→ Aim
Your task is to copy every line of this material exactly.

→ Record extracts
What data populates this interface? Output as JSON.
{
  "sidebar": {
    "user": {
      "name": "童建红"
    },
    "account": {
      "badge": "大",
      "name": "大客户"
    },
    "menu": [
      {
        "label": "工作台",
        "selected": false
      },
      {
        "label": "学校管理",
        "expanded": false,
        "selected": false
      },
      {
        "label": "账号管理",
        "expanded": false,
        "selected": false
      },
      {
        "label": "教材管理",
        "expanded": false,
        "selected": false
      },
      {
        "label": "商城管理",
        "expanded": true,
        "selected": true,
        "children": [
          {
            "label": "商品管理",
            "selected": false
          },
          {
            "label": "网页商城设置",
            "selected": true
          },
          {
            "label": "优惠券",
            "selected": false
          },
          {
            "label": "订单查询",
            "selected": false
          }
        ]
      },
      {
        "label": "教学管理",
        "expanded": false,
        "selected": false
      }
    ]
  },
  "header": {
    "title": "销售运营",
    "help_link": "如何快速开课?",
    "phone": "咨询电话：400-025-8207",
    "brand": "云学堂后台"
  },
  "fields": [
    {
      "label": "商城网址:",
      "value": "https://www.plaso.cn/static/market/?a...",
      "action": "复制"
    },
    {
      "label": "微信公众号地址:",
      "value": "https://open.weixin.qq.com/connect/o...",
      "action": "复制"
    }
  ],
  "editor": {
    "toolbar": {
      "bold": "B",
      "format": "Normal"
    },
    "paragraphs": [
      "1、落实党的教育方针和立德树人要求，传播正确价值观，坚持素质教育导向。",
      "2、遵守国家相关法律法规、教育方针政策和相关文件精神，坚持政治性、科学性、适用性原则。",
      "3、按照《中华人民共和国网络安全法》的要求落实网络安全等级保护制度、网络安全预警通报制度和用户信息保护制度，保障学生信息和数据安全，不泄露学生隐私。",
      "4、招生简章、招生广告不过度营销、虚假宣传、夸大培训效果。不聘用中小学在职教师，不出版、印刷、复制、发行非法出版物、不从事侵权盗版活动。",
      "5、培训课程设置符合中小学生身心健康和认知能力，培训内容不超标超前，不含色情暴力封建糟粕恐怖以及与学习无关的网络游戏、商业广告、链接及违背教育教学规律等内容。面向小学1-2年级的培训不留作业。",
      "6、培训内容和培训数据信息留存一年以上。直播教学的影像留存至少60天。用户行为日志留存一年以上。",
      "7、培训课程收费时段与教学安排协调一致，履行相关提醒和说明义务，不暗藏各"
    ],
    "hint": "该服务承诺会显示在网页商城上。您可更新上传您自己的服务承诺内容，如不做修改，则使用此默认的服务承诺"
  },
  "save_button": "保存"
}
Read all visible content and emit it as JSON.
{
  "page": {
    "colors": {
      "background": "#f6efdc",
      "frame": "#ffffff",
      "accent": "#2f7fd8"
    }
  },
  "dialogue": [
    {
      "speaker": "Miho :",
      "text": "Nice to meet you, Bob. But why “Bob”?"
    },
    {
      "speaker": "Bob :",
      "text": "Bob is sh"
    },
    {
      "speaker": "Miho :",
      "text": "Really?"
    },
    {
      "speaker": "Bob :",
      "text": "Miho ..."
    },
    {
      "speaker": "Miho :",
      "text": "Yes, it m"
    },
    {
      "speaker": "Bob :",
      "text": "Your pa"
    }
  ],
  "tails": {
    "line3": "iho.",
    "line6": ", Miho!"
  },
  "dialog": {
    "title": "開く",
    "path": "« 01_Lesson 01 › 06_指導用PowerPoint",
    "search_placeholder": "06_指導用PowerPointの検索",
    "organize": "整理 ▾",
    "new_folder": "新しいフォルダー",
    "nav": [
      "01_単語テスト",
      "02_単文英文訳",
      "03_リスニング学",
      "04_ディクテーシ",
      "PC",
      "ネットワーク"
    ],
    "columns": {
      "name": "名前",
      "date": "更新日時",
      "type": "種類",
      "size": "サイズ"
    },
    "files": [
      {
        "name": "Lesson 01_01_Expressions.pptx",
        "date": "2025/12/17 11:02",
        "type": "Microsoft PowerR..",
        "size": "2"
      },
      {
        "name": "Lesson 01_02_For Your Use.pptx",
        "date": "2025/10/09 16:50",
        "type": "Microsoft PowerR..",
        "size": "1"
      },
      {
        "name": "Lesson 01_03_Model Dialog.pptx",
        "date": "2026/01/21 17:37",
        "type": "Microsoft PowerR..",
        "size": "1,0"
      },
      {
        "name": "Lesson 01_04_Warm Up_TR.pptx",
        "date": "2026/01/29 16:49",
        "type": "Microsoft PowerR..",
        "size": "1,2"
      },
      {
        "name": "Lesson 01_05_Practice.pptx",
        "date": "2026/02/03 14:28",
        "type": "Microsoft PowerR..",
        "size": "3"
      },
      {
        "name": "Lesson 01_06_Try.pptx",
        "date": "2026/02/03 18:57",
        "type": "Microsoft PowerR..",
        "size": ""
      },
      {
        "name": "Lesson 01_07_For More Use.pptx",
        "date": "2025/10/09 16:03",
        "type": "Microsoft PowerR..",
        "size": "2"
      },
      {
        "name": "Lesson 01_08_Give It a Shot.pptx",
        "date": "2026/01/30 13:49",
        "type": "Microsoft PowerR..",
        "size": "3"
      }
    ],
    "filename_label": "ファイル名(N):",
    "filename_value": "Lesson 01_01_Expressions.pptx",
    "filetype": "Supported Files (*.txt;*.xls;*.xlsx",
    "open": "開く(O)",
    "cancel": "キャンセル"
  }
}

→ Task output
What data populates this interface? Output as JSON.
{
  "sidebar": {
    "user": {
      "name": "童建红"
    },
    "account": {
      "badge": "大",
      "name": "大客户"
    },
    "menu": [
      {
        "label": "工作台",
        "selected": false
      },
      {
        "label": "学校管理",
        "expanded": false,
        "selected": false
      },
      {
        "label": "账号管理",
        "expanded": false,
        "selected": false
      },
      {
        "label": "教材管理",
        "expanded": false,
        "selected": false
      },
      {
        "label": "商城管理",
        "expanded": true,
        "selected": true,
        "children": [
          {
            "label": "商品管理",
            "selected": false
          },
          {
            "label": "网页商城设置",
            "selected": true
          },
          {
            "label": "优惠券",
            "selected": false
          },
          {
            "label": "订单查询",
            "selected": false
          }
        ]
      },
      {
        "label": "教学管理",
        "expanded": false,
        "selected": false
      }
    ]
  },
  "header": {
    "title": "销售运营",
    "help_link": "如何快速开课?",
    "phone": "咨询电话：400-025-8207",
    "brand": "云学堂后台"
  },
  "fields": [
    {
      "label": "商城网址:",
      "value": "https://www.plaso.cn/static/market/?a...",
      "action": "复制"
    },
    {
      "label": "微信公众号地址:",
      "value": "https://open.weixin.qq.com/connect/o...",
      "action": "复制"
    }
  ],
  "editor": {
    "toolbar": {
      "bold": "B",
      "format": "Normal"
    },
    "paragraphs": [
      "1、落实党的教育方针和立德树人要求，传播正确价值观，坚持素质教育导向。",
      "2、遵守国家相关法律法规、教育方针政策和相关文件精神，坚持政治性、科学性、适用性原则。",
      "3、按照《中华人民共和国网络安全法》的要求落实网络安全等级保护制度、网络安全预警通报制度和用户信息保护制度，保障学生信息和数据安全，不泄露学生隐私。",
      "4、招生简章、招生广告不过度营销、虚假宣传、夸大培训效果。不聘用中小学在职教师，不出版、印刷、复制、发行非法出版物、不从事侵权盗版活动。",
      "5、培训课程设置符合中小学生身心健康和认知能力，培训内容不超标超前，不含色情暴力封建糟粕恐怖以及与学习无关的网络游戏、商业广告、链接及违背教育教学规律等内容。面向小学1-2年级的培训不留作业。",
      "6、培训内容和培训数据信息留存一年以上。直播教学的影像留存至少60天。用户行为日志留存一年以上。",
      "7、培训课程收费时段与教学安排协调一致，履行相关提醒和说明义务，不暗藏各"
    ],
    "hint": "该服务承诺会显示在网页商城上。您可更新上传您自己的服务承诺内容，如不做修改，则使用此默认的服务承诺"
  },
  "save_button": "保存"
}
Read all visible content and emit it as JSON.
{
  "page": {
    "colors": {
      "background": "#f6efdc",
      "frame": "#ffffff",
      "accent": "#2f7fd8"
    }
  },
  "dialogue": [
    {
      "speaker": "Miho :",
      "text": "Nice to meet you, Bob. But why “Bob”?"
    },
    {
      "speaker": "Bob :",
      "text": "Bob is sh"
    },
    {
      "speaker": "Miho :",
      "text": "Really?"
    },
    {
      "speaker": "Bob :",
      "text": "Miho ..."
    },
    {
      "speaker": "Miho :",
      "text": "Yes, it m"
    },
    {
      "speaker": "Bob :",
      "text": "Your pa"
    }
  ],
  "tails": {
    "line3": "iho.",
    "line6": ", Miho!"
  },
  "dialog": {
    "title": "開く",
    "path": "« 01_Lesson 01 › 06_指導用PowerPoint",
    "search_placeholder": "06_指導用PowerPointの検索",
    "organize": "整理 ▾",
    "new_folder": "新しいフォルダー",
    "nav": [
      "01_単語テスト",
      "02_単文英文訳",
      "03_リスニング学",
      "04_ディクテーシ",
      "PC",
      "ネットワーク"
    ],
    "columns": {
      "name": "名前",
      "date": "更新日時",
      "type": "種類",
      "size": "サイズ"
    },
    "files": [
      {
        "name": "Lesson 01_01_Expressions.pptx",
        "date": "2025/12/17 11:02",
        "type": "Microsoft PowerR..",
        "size": "2"
      },
      {
        "name": "Lesson 01_02_For Your Use.pptx",
        "date": "2025/10/09 16:50",
        "type": "Microsoft PowerR..",
        "size": "1"
      },
      {
        "name": "Lesson 01_03_Model Dialog.pptx",
        "date": "2026/01/21 17:37",
        "type": "Microsoft PowerR..",
        "size": "1,0"
      },
      {
        "name": "Lesson 01_04_Warm Up_TR.pptx",
        "date": "2026/01/29 16:49",
        "type": "Microsoft PowerR..",
        "size": "1,2"
      },
      {
        "name": "Lesson 01_05_Practice.pptx",
        "date": "2026/02/03 14:28",
        "type": "Microsoft PowerR..",
        "size": "3"
      },
      {
        "name": "Lesson 01_06_Try.pptx",
        "date": "2026/02/03 18:57",
        "type": "Microsoft PowerR..",
        "size": ""
      },
      {
        "name": "Lesson 01_07_For More Use.pptx",
        "date": "2025/10/09 16:03",
        "type": "Microsoft PowerR..",
        "size": "2"
      },
      {
        "name": "Lesson 01_08_Give It a Shot.pptx",
        "date": "2026/01/30 13:49",
        "type": "Microsoft PowerR..",
        "size": "3"
      }
    ],
    "filename_label": "ファイル名(N):",
    "filename_value": "Lesson 01_01_Expressions.pptx",
    "filetype": "Supported Files (*.txt;*.xls;*.xlsx",
    "open": "開く(O)",
    "cancel": "キャンセル"
  }
}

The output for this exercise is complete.